- What this task involves
Every line of the records below should be restated exactly.

— start Extracted information —

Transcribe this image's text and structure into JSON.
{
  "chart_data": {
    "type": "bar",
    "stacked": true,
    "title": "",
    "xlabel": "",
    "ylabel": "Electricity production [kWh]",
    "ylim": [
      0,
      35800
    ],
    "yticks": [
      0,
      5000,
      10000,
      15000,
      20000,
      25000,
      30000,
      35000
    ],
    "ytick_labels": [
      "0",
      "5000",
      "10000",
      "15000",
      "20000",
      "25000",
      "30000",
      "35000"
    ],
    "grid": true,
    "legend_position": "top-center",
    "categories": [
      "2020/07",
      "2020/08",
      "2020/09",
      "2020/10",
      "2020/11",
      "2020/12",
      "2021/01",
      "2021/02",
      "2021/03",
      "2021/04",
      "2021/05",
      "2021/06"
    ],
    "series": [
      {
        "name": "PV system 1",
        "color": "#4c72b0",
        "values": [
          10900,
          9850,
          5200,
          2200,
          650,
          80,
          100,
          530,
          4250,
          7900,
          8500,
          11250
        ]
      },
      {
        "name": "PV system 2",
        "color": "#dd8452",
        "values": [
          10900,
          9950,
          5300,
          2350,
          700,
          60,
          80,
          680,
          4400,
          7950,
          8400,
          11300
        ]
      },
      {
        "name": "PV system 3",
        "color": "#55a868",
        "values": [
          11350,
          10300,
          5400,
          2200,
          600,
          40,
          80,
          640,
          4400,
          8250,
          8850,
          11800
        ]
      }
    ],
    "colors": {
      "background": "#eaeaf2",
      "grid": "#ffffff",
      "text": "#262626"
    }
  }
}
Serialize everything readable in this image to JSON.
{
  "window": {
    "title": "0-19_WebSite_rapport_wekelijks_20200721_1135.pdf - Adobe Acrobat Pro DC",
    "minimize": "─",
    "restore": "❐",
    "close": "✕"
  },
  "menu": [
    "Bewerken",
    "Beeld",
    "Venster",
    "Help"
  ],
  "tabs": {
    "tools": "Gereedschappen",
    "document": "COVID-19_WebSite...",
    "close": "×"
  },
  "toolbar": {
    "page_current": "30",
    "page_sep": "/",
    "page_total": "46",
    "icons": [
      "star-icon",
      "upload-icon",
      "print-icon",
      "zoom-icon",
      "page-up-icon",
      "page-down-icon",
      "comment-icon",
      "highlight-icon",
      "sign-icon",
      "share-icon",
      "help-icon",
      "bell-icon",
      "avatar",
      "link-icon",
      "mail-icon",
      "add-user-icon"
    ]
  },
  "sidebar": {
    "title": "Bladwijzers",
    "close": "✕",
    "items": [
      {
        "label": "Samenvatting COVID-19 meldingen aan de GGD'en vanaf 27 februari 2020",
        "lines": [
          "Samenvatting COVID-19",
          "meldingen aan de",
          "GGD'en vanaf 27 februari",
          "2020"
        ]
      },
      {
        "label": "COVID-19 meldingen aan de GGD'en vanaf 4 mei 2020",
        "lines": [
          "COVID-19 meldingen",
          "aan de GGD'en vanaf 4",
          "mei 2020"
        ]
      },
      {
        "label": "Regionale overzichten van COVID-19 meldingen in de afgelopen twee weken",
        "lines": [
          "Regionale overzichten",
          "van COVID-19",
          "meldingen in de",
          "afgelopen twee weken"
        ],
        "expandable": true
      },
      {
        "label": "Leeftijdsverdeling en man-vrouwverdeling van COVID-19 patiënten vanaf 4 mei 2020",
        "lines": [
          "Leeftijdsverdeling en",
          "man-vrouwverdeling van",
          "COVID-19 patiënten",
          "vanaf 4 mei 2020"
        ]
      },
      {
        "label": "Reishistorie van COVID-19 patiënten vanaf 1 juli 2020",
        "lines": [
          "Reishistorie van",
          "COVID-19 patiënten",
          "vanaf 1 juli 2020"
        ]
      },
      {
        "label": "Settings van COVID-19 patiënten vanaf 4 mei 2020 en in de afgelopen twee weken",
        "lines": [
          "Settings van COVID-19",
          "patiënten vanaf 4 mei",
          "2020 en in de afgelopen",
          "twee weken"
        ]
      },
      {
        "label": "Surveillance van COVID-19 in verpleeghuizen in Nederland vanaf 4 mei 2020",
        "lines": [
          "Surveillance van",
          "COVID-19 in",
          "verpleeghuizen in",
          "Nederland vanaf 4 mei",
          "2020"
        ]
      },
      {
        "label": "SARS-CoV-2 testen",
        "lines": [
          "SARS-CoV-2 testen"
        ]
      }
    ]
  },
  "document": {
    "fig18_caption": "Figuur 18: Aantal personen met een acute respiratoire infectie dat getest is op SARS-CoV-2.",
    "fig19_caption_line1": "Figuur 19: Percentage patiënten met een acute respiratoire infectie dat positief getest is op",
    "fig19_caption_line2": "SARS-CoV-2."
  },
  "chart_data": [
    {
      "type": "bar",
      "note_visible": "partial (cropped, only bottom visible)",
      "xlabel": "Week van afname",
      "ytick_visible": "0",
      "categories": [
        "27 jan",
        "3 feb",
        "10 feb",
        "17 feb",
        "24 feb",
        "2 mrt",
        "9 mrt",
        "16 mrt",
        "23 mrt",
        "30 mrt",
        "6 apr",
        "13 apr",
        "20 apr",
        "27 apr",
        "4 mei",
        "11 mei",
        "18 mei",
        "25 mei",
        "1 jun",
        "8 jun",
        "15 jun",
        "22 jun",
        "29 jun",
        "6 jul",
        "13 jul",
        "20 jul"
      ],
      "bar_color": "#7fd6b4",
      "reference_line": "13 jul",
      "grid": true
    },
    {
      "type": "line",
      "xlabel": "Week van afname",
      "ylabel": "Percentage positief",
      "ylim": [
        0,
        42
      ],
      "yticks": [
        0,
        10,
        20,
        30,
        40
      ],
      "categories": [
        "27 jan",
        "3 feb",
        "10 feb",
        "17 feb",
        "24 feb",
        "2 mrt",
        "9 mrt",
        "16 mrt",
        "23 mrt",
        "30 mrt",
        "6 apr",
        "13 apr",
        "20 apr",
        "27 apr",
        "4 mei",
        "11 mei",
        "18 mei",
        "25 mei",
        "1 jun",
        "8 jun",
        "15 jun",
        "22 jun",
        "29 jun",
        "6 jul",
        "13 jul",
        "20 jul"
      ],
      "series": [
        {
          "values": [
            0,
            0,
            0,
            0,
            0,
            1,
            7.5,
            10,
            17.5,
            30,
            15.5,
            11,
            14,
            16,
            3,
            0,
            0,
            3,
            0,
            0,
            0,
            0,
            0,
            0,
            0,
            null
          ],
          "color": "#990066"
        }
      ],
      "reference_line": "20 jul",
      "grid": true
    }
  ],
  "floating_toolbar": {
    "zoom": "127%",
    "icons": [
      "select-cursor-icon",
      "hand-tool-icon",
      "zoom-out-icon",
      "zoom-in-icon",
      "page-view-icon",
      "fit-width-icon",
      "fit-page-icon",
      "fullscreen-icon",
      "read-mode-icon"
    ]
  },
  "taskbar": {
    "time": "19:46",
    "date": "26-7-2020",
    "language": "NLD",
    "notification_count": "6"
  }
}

— end Extracted information —

- Reply to the exercise
Transcribe this image's text and structure into JSON.
{
  "chart_data": {
    "type": "bar",
    "stacked": true,
    "title": "",
    "xlabel": "",
    "ylabel": "Electricity production [kWh]",
    "ylim": [
      0,
      35800
    ],
    "yticks": [
      0,
      5000,
      10000,
      15000,
      20000,
      25000,
      30000,
      35000
    ],
    "ytick_labels": [
      "0",
      "5000",
      "10000",
      "15000",
      "20000",
      "25000",
      "30000",
      "35000"
    ],
    "grid": true,
    "legend_position": "top-center",
    "categories": [
      "2020/07",
      "2020/08",
      "2020/09",
      "2020/10",
      "2020/11",
      "2020/12",
      "2021/01",
      "2021/02",
      "2021/03",
      "2021/04",
      "2021/05",
      "2021/06"
    ],
    "series": [
      {
        "name": "PV system 1",
        "color": "#4c72b0",
        "values": [
          10900,
          9850,
          5200,
          2200,
          650,
          80,
          100,
          530,
          4250,
          7900,
          8500,
          11250
        ]
      },
      {
        "name": "PV system 2",
        "color": "#dd8452",
        "values": [
          10900,
          9950,
          5300,
          2350,
          700,
          60,
          80,
          680,
          4400,
          7950,
          8400,
          11300
        ]
      },
      {
        "name": "PV system 3",
        "color": "#55a868",
        "values": [
          11350,
          10300,
          5400,
          2200,
          600,
          40,
          80,
          640,
          4400,
          8250,
          8850,
          11800
        ]
      }
    ],
    "colors": {
      "background": "#eaeaf2",
      "grid": "#ffffff",
      "text": "#262626"
    }
  }
}
Serialize everything readable in this image to JSON.
{
  "window": {
    "title": "0-19_WebSite_rapport_wekelijks_20200721_1135.pdf - Adobe Acrobat Pro DC",
    "minimize": "─",
    "restore": "❐",
    "close": "✕"
  },
  "menu": [
    "Bewerken",
    "Beeld",
    "Venster",
    "Help"
  ],
  "tabs": {
    "tools": "Gereedschappen",
    "document": "COVID-19_WebSite...",
    "close": "×"
  },
  "toolbar": {
    "page_current": "30",
    "page_sep": "/",
    "page_total": "46",
    "icons": [
      "star-icon",
      "upload-icon",
      "print-icon",
      "zoom-icon",
      "page-up-icon",
      "page-down-icon",
      "comment-icon",
      "highlight-icon",
      "sign-icon",
      "share-icon",
      "help-icon",
      "bell-icon",
      "avatar",
      "link-icon",
      "mail-icon",
      "add-user-icon"
    ]
  },
  "sidebar": {
    "title": "Bladwijzers",
    "close": "✕",
    "items": [
      {
        "label": "Samenvatting COVID-19 meldingen aan de GGD'en vanaf 27 februari 2020",
        "lines": [
          "Samenvatting COVID-19",
          "meldingen aan de",
          "GGD'en vanaf 27 februari",
          "2020"
        ]
      },
      {
        "label": "COVID-19 meldingen aan de GGD'en vanaf 4 mei 2020",
        "lines": [
          "COVID-19 meldingen",
          "aan de GGD'en vanaf 4",
          "mei 2020"
        ]
      },
      {
        "label": "Regionale overzichten van COVID-19 meldingen in de afgelopen twee weken",
        "lines": [
          "Regionale overzichten",
          "van COVID-19",
          "meldingen in de",
          "afgelopen twee weken"
        ],
        "expandable": true
      },
      {
        "label": "Leeftijdsverdeling en man-vrouwverdeling van COVID-19 patiënten vanaf 4 mei 2020",
        "lines": [
          "Leeftijdsverdeling en",
          "man-vrouwverdeling van",
          "COVID-19 patiënten",
          "vanaf 4 mei 2020"
        ]
      },
      {
        "label": "Reishistorie van COVID-19 patiënten vanaf 1 juli 2020",
        "lines": [
          "Reishistorie van",
          "COVID-19 patiënten",
          "vanaf 1 juli 2020"
        ]
      },
      {
        "label": "Settings van COVID-19 patiënten vanaf 4 mei 2020 en in de afgelopen twee weken",
        "lines": [
          "Settings van COVID-19",
          "patiënten vanaf 4 mei",
          "2020 en in de afgelopen",
          "twee weken"
        ]
      },
      {
        "label": "Surveillance van COVID-19 in verpleeghuizen in Nederland vanaf 4 mei 2020",
        "lines": [
          "Surveillance van",
          "COVID-19 in",
          "verpleeghuizen in",
          "Nederland vanaf 4 mei",
          "2020"
        ]
      },
      {
        "label": "SARS-CoV-2 testen",
        "lines": [
          "SARS-CoV-2 testen"
        ]
      }
    ]
  },
  "document": {
    "fig18_caption": "Figuur 18: Aantal personen met een acute respiratoire infectie dat getest is op SARS-CoV-2.",
    "fig19_caption_line1": "Figuur 19: Percentage patiënten met een acute respiratoire infectie dat positief getest is op",
    "fig19_caption_line2": "SARS-CoV-2."
  },
  "chart_data": [
    {
      "type": "bar",
      "note_visible": "partial (cropped, only bottom visible)",
      "xlabel": "Week van afname",
      "ytick_visible": "0",
      "categories": [
        "27 jan",
        "3 feb",
        "10 feb",
        "17 feb",
        "24 feb",
        "2 mrt",
        "9 mrt",
        "16 mrt",
        "23 mrt",
        "30 mrt",
        "6 apr",
        "13 apr",
        "20 apr",
        "27 apr",
        "4 mei",
        "11 mei",
        "18 mei",
        "25 mei",
        "1 jun",
        "8 jun",
        "15 jun",
        "22 jun",
        "29 jun",
        "6 jul",
        "13 jul",
        "20 jul"
      ],
      "bar_color": "#7fd6b4",
      "reference_line": "13 jul",
      "grid": true
    },
    {
      "type": "line",
      "xlabel": "Week van afname",
      "ylabel": "Percentage positief",
      "ylim": [
        0,
        42
      ],
      "yticks": [
        0,
        10,
        20,
        30,
        40
      ],
      "categories": [
        "27 jan",
        "3 feb",
        "10 feb",
        "17 feb",
        "24 feb",
        "2 mrt",
        "9 mrt",
        "16 mrt",
        "23 mrt",
        "30 mrt",
        "6 apr",
        "13 apr",
        "20 apr",
        "27 apr",
        "4 mei",
        "11 mei",
        "18 mei",
        "25 mei",
        "1 jun",
        "8 jun",
        "15 jun",
        "22 jun",
        "29 jun",
        "6 jul",
        "13 jul",
        "20 jul"
      ],
      "series": [
        {
          "values": [
            0,
            0,
            0,
            0,
            0,
            1,
            7.5,
            10,
            17.5,
            30,
            15.5,
            11,
            14,
            16,
            3,
            0,
            0,
            3,
            0,
            0,
            0,
            0,
            0,
            0,
            0,
            null
          ],
          "color": "#990066"
        }
      ],
      "reference_line": "20 jul",
      "grid": true
    }
  ],
  "floating_toolbar": {
    "zoom": "127%",
    "icons": [
      "select-cursor-icon",
      "hand-tool-icon",
      "zoom-out-icon",
      "zoom-in-icon",
      "page-view-icon",
      "fit-width-icon",
      "fit-page-icon",
      "fullscreen-icon",
      "read-mode-icon"
    ]
  },
  "taskbar": {
    "time": "19:46",
    "date": "26-7-2020",
    "language": "NLD",
    "notification_count": "6"
  }
}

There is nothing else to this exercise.